Retype the listing that follows, exactly as written.

(Stored data entries)
%%
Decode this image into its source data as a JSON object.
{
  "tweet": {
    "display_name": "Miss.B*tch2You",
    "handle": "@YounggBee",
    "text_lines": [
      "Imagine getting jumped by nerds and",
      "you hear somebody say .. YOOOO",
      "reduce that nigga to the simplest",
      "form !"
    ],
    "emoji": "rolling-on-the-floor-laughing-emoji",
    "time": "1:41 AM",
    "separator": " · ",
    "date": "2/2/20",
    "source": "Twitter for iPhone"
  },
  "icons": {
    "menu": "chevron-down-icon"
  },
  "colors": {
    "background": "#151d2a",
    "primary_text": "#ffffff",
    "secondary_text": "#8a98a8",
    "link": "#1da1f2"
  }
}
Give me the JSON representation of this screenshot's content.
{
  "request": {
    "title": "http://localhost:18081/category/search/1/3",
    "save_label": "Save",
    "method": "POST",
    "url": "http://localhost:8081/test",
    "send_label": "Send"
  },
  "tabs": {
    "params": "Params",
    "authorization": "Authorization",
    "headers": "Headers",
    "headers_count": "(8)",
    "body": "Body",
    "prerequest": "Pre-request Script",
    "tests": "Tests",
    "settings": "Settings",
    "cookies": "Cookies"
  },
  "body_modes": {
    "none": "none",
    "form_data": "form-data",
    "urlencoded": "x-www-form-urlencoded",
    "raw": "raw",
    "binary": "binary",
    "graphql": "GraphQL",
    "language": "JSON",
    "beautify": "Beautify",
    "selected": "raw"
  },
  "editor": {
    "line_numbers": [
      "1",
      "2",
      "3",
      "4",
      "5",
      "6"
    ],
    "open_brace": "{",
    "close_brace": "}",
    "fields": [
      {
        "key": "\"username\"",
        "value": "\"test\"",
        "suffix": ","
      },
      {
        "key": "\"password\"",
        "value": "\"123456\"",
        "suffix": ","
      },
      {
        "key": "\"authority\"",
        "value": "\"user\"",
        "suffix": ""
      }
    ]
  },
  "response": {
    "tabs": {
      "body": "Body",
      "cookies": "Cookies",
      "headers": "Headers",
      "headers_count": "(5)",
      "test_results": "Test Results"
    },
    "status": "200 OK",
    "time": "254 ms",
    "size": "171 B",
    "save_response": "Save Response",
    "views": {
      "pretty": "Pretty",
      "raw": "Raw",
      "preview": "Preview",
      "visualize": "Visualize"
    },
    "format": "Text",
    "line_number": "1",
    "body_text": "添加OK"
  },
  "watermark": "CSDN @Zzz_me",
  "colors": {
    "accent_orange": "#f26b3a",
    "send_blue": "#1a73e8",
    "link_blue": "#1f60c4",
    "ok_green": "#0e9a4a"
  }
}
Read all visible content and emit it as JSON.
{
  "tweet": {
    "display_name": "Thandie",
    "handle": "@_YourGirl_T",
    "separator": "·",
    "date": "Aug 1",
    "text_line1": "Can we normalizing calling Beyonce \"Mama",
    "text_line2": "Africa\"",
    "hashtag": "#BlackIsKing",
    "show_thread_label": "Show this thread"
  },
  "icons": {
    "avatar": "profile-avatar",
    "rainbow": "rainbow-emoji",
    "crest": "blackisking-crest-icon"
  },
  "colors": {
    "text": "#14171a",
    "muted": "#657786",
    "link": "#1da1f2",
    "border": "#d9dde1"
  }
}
%%
**Expected output**
Decode this image into its source data as a JSON object.
{
  "tweet": {
    "display_name": "Miss.B*tch2You",
    "handle": "@YounggBee",
    "text_lines": [
      "Imagine getting jumped by nerds and",
      "you hear somebody say .. YOOOO",
      "reduce that nigga to the simplest",
      "form !"
    ],
    "emoji": "rolling-on-the-floor-laughing-emoji",
    "time": "1:41 AM",
    "separator": " · ",
    "date": "2/2/20",
    "source": "Twitter for iPhone"
  },
  "icons": {
    "menu": "chevron-down-icon"
  },
  "colors": {
    "background": "#151d2a",
    "primary_text": "#ffffff",
    "secondary_text": "#8a98a8",
    "link": "#1da1f2"
  }
}
Give me the JSON representation of this screenshot's content.
{
  "request": {
    "title": "http://localhost:18081/category/search/1/3",
    "save_label": "Save",
    "method": "POST",
    "url": "http://localhost:8081/test",
    "send_label": "Send"
  },
  "tabs": {
    "params": "Params",
    "authorization": "Authorization",
    "headers": "Headers",
    "headers_count": "(8)",
    "body": "Body",
    "prerequest": "Pre-request Script",
    "tests": "Tests",
    "settings": "Settings",
    "cookies": "Cookies"
  },
  "body_modes": {
    "none": "none",
    "form_data": "form-data",
    "urlencoded": "x-www-form-urlencoded",
    "raw": "raw",
    "binary": "binary",
    "graphql": "GraphQL",
    "language": "JSON",
    "beautify": "Beautify",
    "selected": "raw"
  },
  "editor": {
    "line_numbers": [
      "1",
      "2",
      "3",
      "4",
      "5",
      "6"
    ],
    "open_brace": "{",
    "close_brace": "}",
    "fields": [
      {
        "key": "\"username\"",
        "value": "\"test\"",
        "suffix": ","
      },
      {
        "key": "\"password\"",
        "value": "\"123456\"",
        "suffix": ","
      },
      {
        "key": "\"authority\"",
        "value": "\"user\"",
        "suffix": ""
      }
    ]
  },
  "response": {
    "tabs": {
      "body": "Body",
      "cookies": "Cookies",
      "headers": "Headers",
      "headers_count": "(5)",
      "test_results": "Test Results"
    },
    "status": "200 OK",
    "time": "254 ms",
    "size": "171 B",
    "save_response": "Save Response",
    "views": {
      "pretty": "Pretty",
      "raw": "Raw",
      "preview": "Preview",
      "visualize": "Visualize"
    },
    "format": "Text",
    "line_number": "1",
    "body_text": "添加OK"
  },
  "watermark": "CSDN @Zzz_me",
  "colors": {
    "accent_orange": "#f26b3a",
    "send_blue": "#1a73e8",
    "link_blue": "#1f60c4",
    "ok_green": "#0e9a4a"
  }
}
Read all visible content and emit it as JSON.
{
  "tweet": {
    "display_name": "Thandie",
    "handle": "@_YourGirl_T",
    "separator": "·",
    "date": "Aug 1",
    "text_line1": "Can we normalizing calling Beyonce \"Mama",
    "text_line2": "Africa\"",
    "hashtag": "#BlackIsKing",
    "show_thread_label": "Show this thread"
  },
  "icons": {
    "avatar": "profile-avatar",
    "rainbow": "rainbow-emoji",
    "crest": "blackisking-crest-icon"
  },
  "colors": {
    "text": "#14171a",
    "muted": "#657786",
    "link": "#1da1f2",
    "border": "#d9dde1"
  }
}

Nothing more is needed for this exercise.